## WHAT YOU HAVE TO DO
Images appear in the records below; leave them out and repeat everything else exactly.

## DATA IN THIS EXERCISE
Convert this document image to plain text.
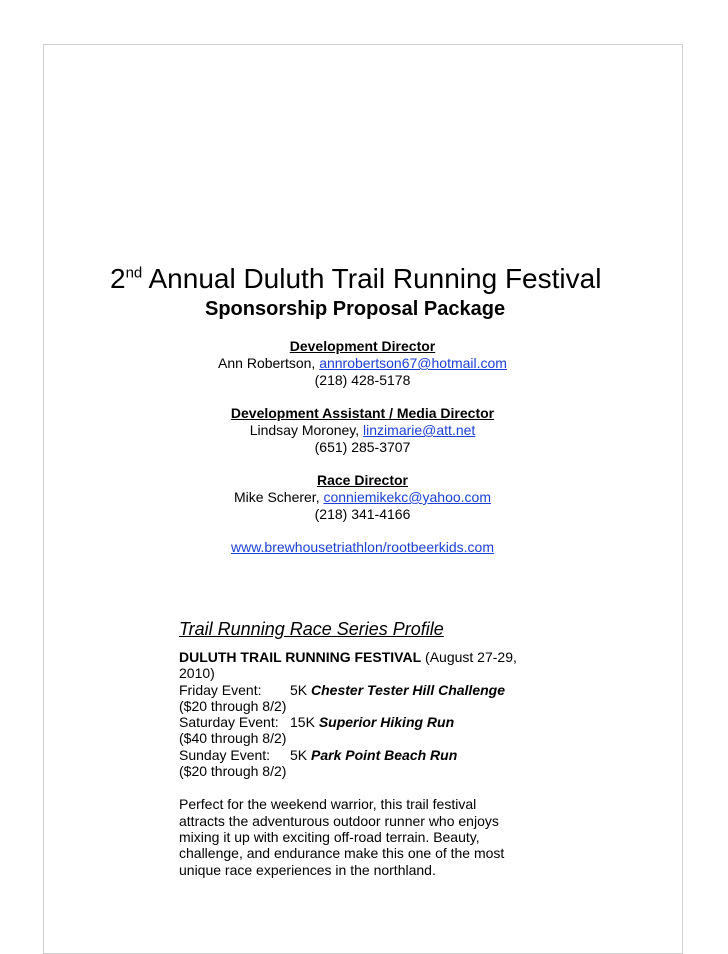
2nd Annual Duluth Trail Running Festival
Sponsorship Proposal Package
Development Director
Ann Robertson, annrobertson67@hotmail.com
(218) 428-5178
Development Assistant / Media Director
Lindsay Moroney, linzimarie@att.net
(651) 285-3707
Race Director
Mike Scherer, conniemikekc@yahoo.com
(218) 341-4166
www.brewhousetriathlon/rootbeerkids.com
Trail Running Race Series Profile
DULUTH TRAIL RUNNING FESTIVAL (August 27-29, 2010)
Friday Event: 5K Chester Tester Hill Challenge
($20 through 8/2)
Saturday Event: 15K Superior Hiking Run
($40 through 8/2)
Sunday Event: 5K Park Point Beach Run
($20 through 8/2)
Perfect for the weekend warrior, this trail festival attracts the adventurous outdoor runner who enjoys mixing it up with exciting off-road terrain. Beauty, challenge, and endurance make this one of the most unique race experiences in the northland.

## EXERCISE RESPONSE
Convert this document image to plain text.
2nd Annual Duluth Trail Running Festival
Sponsorship Proposal Package
Development Director
Ann Robertson, annrobertson67@hotmail.com
(218) 428-5178
Development Assistant / Media Director
Lindsay Moroney, linzimarie@att.net
(651) 285-3707
Race Director
Mike Scherer, conniemikekc@yahoo.com
(218) 341-4166
www.brewhousetriathlon/rootbeerkids.com
Trail Running Race Series Profile
DULUTH TRAIL RUNNING FESTIVAL (August 27-29, 2010)
Friday Event: 5K Chester Tester Hill Challenge
($20 through 8/2)
Saturday Event: 15K Superior Hiking Run
($40 through 8/2)
Sunday Event: 5K Park Point Beach Run
($20 through 8/2)
Perfect for the weekend warrior, this trail festival attracts the adventurous outdoor runner who enjoys mixing it up with exciting off-road terrain. Beauty, challenge, and endurance make this one of the most unique race experiences in the northland.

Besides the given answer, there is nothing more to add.